Saved entries>

##########

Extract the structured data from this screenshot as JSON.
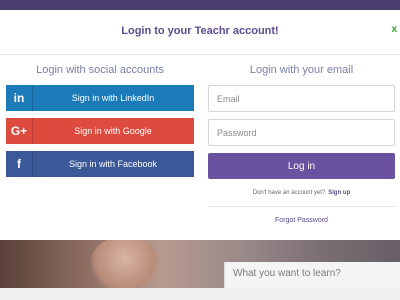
{
  "modal": {
    "title": "Login to your Teachr account!",
    "close_label": "x"
  },
  "social": {
    "heading": "Login with social accounts",
    "linkedin": {
      "icon_text": "in",
      "label": "Sign in with LinkedIn",
      "color": "#1b7ab8"
    },
    "google": {
      "icon_text": "G+",
      "label": "Sign in with Google",
      "color": "#dc4b3e"
    },
    "facebook": {
      "icon_text": "f",
      "label": "Sign in with Facebook",
      "color": "#3b5998"
    }
  },
  "email_login": {
    "heading": "Login with your email",
    "email_placeholder": "Email",
    "password_placeholder": "Password",
    "login_label": "Log in",
    "signup_prompt": "Don't have an account yet?",
    "signup_link": "Sign up",
    "forgot_label": "Forgot Password"
  },
  "background": {
    "search_placeholder": "What you want to learn?"
  },
  "colors": {
    "brand": "#6a52a0",
    "title": "#5d4a8f",
    "close": "#2faa2f"
  }
}
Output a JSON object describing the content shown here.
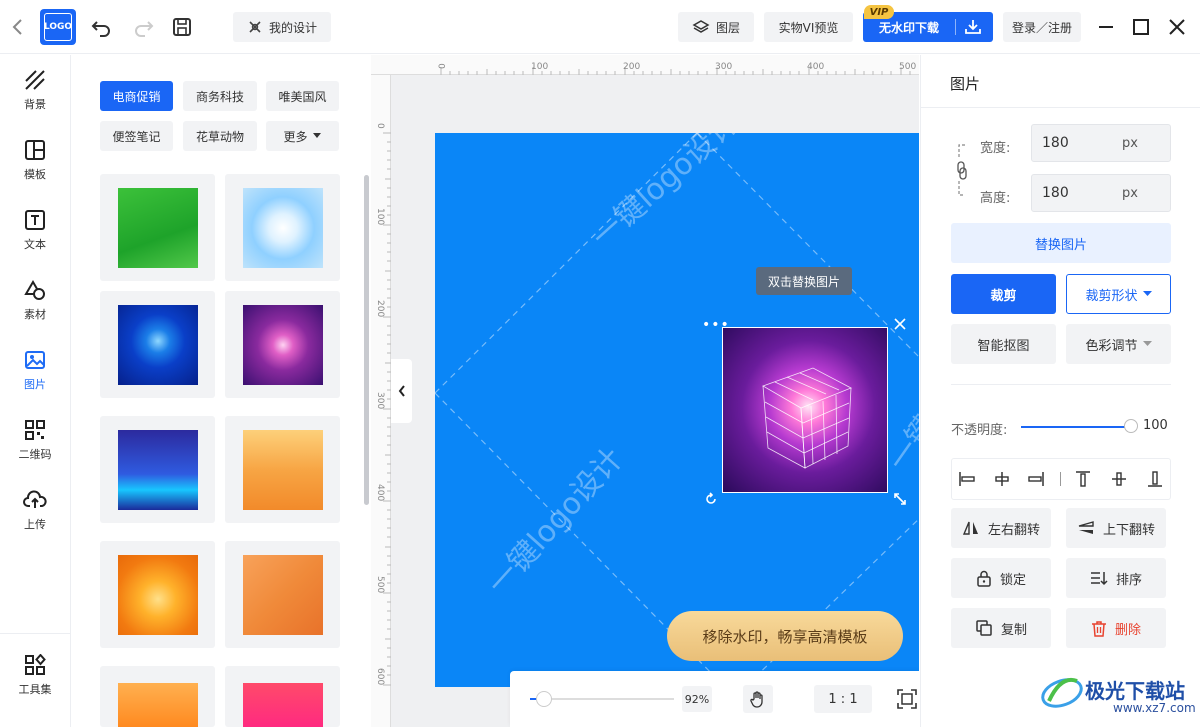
{
  "header": {
    "my_design": "我的设计",
    "layers": "图层",
    "vi_preview": "实物VI预览",
    "vip_badge": "VIP",
    "download": "无水印下载",
    "login": "登录／注册",
    "logo_text": "LOGO"
  },
  "leftnav": {
    "items": [
      {
        "label": "背景",
        "icon": "background-icon"
      },
      {
        "label": "模板",
        "icon": "template-icon"
      },
      {
        "label": "文本",
        "icon": "text-icon"
      },
      {
        "label": "素材",
        "icon": "material-icon"
      },
      {
        "label": "图片",
        "icon": "image-icon"
      },
      {
        "label": "二维码",
        "icon": "qrcode-icon"
      },
      {
        "label": "上传",
        "icon": "upload-icon"
      }
    ],
    "toolbox": "工具集",
    "active_index": 4
  },
  "categories": [
    {
      "label": "电商促销",
      "active": true
    },
    {
      "label": "商务科技",
      "active": false
    },
    {
      "label": "唯美国风",
      "active": false
    },
    {
      "label": "便签笔记",
      "active": false
    },
    {
      "label": "花草动物",
      "active": false
    },
    {
      "label": "更多",
      "active": false
    }
  ],
  "ruler": {
    "top": [
      "0",
      "100",
      "200",
      "300",
      "400",
      "500"
    ],
    "left": [
      "0",
      "100",
      "200",
      "300",
      "400",
      "500",
      "600"
    ]
  },
  "canvas": {
    "background": "#0a86f7",
    "watermark": "一键logo设计",
    "tooltip": "双击替换图片",
    "promo": "移除水印，畅享高清模板"
  },
  "zoom": {
    "level": "0.92",
    "percent": "92%",
    "ratio": "1 : 1"
  },
  "props": {
    "title": "图片",
    "width_label": "宽度:",
    "width_value": "180",
    "height_label": "高度:",
    "height_value": "180",
    "unit": "px",
    "replace": "替换图片",
    "crop": "裁剪",
    "crop_shape": "裁剪形状",
    "smart_cutout": "智能抠图",
    "color_adjust": "色彩调节",
    "opacity_label": "不透明度:",
    "opacity_value": "100",
    "flip_h": "左右翻转",
    "flip_v": "上下翻转",
    "lock": "锁定",
    "order": "排序",
    "copy": "复制",
    "delete": "删除"
  },
  "branding": {
    "site_name": "极光下载站",
    "site_url": "www.xz7.com"
  },
  "colors": {
    "primary": "#1a66f5",
    "canvas": "#0a86f7",
    "delete": "#e8432f",
    "vip": "#f5c441"
  }
}
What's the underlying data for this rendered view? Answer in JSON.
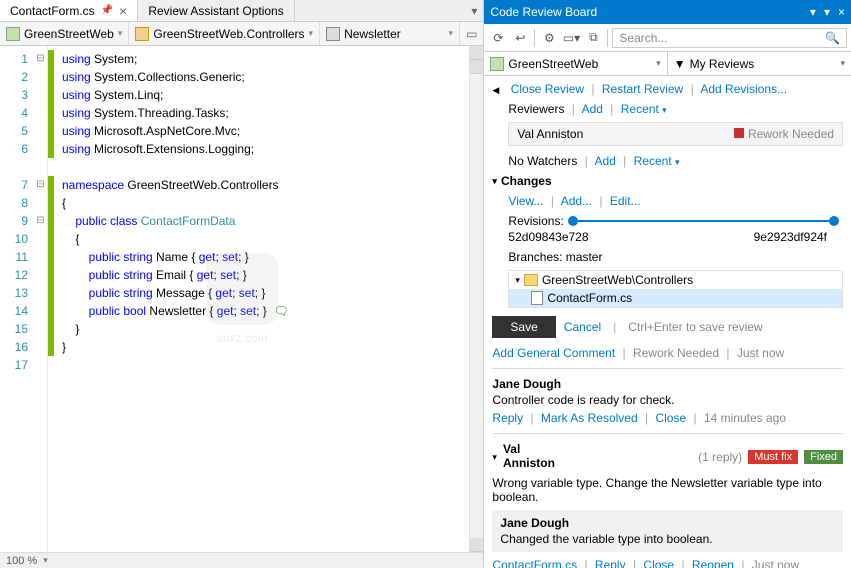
{
  "tabs": {
    "file": "ContactForm.cs",
    "options": "Review Assistant Options"
  },
  "breadcrumb": {
    "project": "GreenStreetWeb",
    "class": "GreenStreetWeb.Controllers",
    "member": "Newsletter"
  },
  "code": {
    "lines": [
      "1",
      "2",
      "3",
      "4",
      "5",
      "6",
      "7",
      "8",
      "9",
      "10",
      "11",
      "12",
      "13",
      "14",
      "15",
      "16",
      "17"
    ],
    "l1_a": "using",
    "l1_b": " System;",
    "l2_a": "using",
    "l2_b": " System.Collections.Generic;",
    "l3_a": "using",
    "l3_b": " System.Linq;",
    "l4_a": "using",
    "l4_b": " System.Threading.Tasks;",
    "l5_a": "using",
    "l5_b": " Microsoft.AspNetCore.Mvc;",
    "l6_a": "using",
    "l6_b": " Microsoft.Extensions.Logging;",
    "l8_a": "namespace",
    "l8_b": " GreenStreetWeb.Controllers",
    "l9": "{",
    "l10_a": "    public",
    "l10_b": " class",
    "l10_c": " ContactFormData",
    "l11": "    {",
    "l12_a": "        public",
    "l12_b": " string",
    "l12_c": " Name { ",
    "l12_d": "get",
    "l12_e": "; ",
    "l12_f": "set",
    "l12_g": "; }",
    "l13_a": "        public",
    "l13_b": " string",
    "l13_c": " Email { ",
    "l13_d": "get",
    "l13_e": "; ",
    "l13_f": "set",
    "l13_g": "; }",
    "l14_a": "        public",
    "l14_b": " string",
    "l14_c": " Message { ",
    "l14_d": "get",
    "l14_e": "; ",
    "l14_f": "set",
    "l14_g": "; }",
    "l15_a": "        public",
    "l15_b": " bool",
    "l15_c": " Newsletter { ",
    "l15_d": "get",
    "l15_e": "; ",
    "l15_f": "set",
    "l15_g": "; }",
    "l16": "    }",
    "l17": "}"
  },
  "zoom": "100 %",
  "watermark": "anxz.com",
  "panel": {
    "title": "Code Review Board",
    "search_placeholder": "Search...",
    "project": "GreenStreetWeb",
    "filter": "My Reviews",
    "close_review": "Close Review",
    "restart_review": "Restart Review",
    "add_revisions": "Add Revisions...",
    "reviewers_label": "Reviewers",
    "add": "Add",
    "recent": "Recent",
    "reviewer_name": "Val Anniston",
    "reviewer_status": "Rework Needed",
    "no_watchers": "No Watchers",
    "changes": "Changes",
    "view": "View...",
    "add2": "Add...",
    "edit": "Edit...",
    "revisions_label": "Revisions:",
    "rev_left": "52d09843e728",
    "rev_right": "9e2923df924f",
    "branches_label": "Branches:",
    "branch": "master",
    "tree_folder": "GreenStreetWeb\\Controllers",
    "tree_file": "ContactForm.cs",
    "save": "Save",
    "cancel": "Cancel",
    "save_hint": "Ctrl+Enter to save review",
    "add_general": "Add General Comment",
    "rework_needed": "Rework Needed",
    "just_now": "Just now",
    "c1_author": "Jane Dough",
    "c1_body": "Controller code is ready for check.",
    "reply": "Reply",
    "mark_resolved": "Mark As Resolved",
    "close": "Close",
    "c1_time": "14 minutes ago",
    "c2_author": "Val Anniston",
    "c2_replies": "(1 reply)",
    "c2_badge1": "Must fix",
    "c2_badge2": "Fixed",
    "c2_body": "Wrong variable type. Change the Newsletter variable type into boolean.",
    "c2r_author": "Jane Dough",
    "c2r_body": "Changed the variable type into boolean.",
    "c2_file": "ContactForm.cs",
    "reopen": "Reopen"
  }
}
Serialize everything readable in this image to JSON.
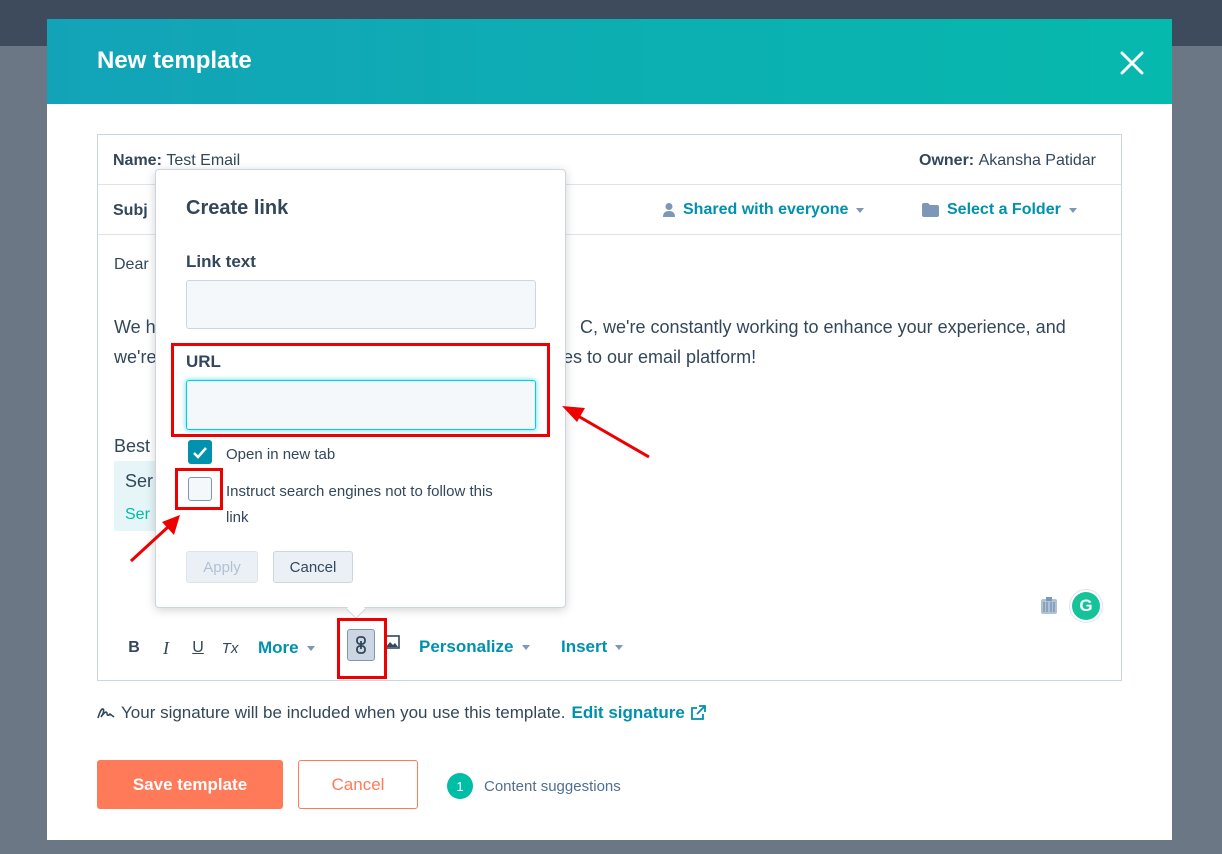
{
  "modal": {
    "title": "New template",
    "name_label": "Name:",
    "name_value": "Test Email",
    "owner_label": "Owner:",
    "owner_value": "Akansha Patidar",
    "subject_label_partial": "Subj",
    "shared_label": "Shared with everyone",
    "folder_label": "Select a Folder"
  },
  "editor": {
    "line_dear": "Dear",
    "line_we_h": "We h",
    "line_were": "we're",
    "line_right1": "C, we're constantly working to enhance your experience, and",
    "line_right2": "es to our email platform!",
    "line_best": "Best",
    "sig_name_partial": "Ser",
    "sig_role_partial": "Ser"
  },
  "toolbar": {
    "bold": "B",
    "italic": "I",
    "underline": "U",
    "clear_format": "Tx",
    "more_label": "More",
    "personalize_label": "Personalize",
    "insert_label": "Insert"
  },
  "popover": {
    "title": "Create link",
    "link_text_label": "Link text",
    "link_text_value": "",
    "url_label": "URL",
    "url_value": "",
    "open_new_tab_label": "Open in new tab",
    "open_new_tab_checked": true,
    "nofollow_label_line1": "Instruct search engines not to follow this",
    "nofollow_label_line2": "link",
    "nofollow_checked": false,
    "apply_label": "Apply",
    "cancel_label": "Cancel"
  },
  "footer": {
    "signature_note": "Your signature will be included when you use this template.",
    "edit_signature_label": "Edit signature",
    "save_label": "Save template",
    "cancel_label": "Cancel",
    "suggestions_count": "1",
    "suggestions_label": "Content suggestions"
  },
  "colors": {
    "header_gradient_start": "#13a3b8",
    "header_gradient_end": "#06b9ad",
    "link_blue": "#0091ae",
    "primary_orange": "#ff7a59",
    "annotation_red": "#ee0000"
  },
  "icons": [
    "close-icon",
    "user-icon",
    "folder-icon",
    "caret-down-icon",
    "link-icon",
    "image-icon",
    "grammarly-icon",
    "extension-icon",
    "signature-icon",
    "external-link-icon",
    "checkmark-icon"
  ]
}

##########

Instruction> Copy all lines of the listing above that contain the string "image".

Task response>
        "icon": "image-icon"
Serialize everything readable in this image to JSON.
    "image-icon",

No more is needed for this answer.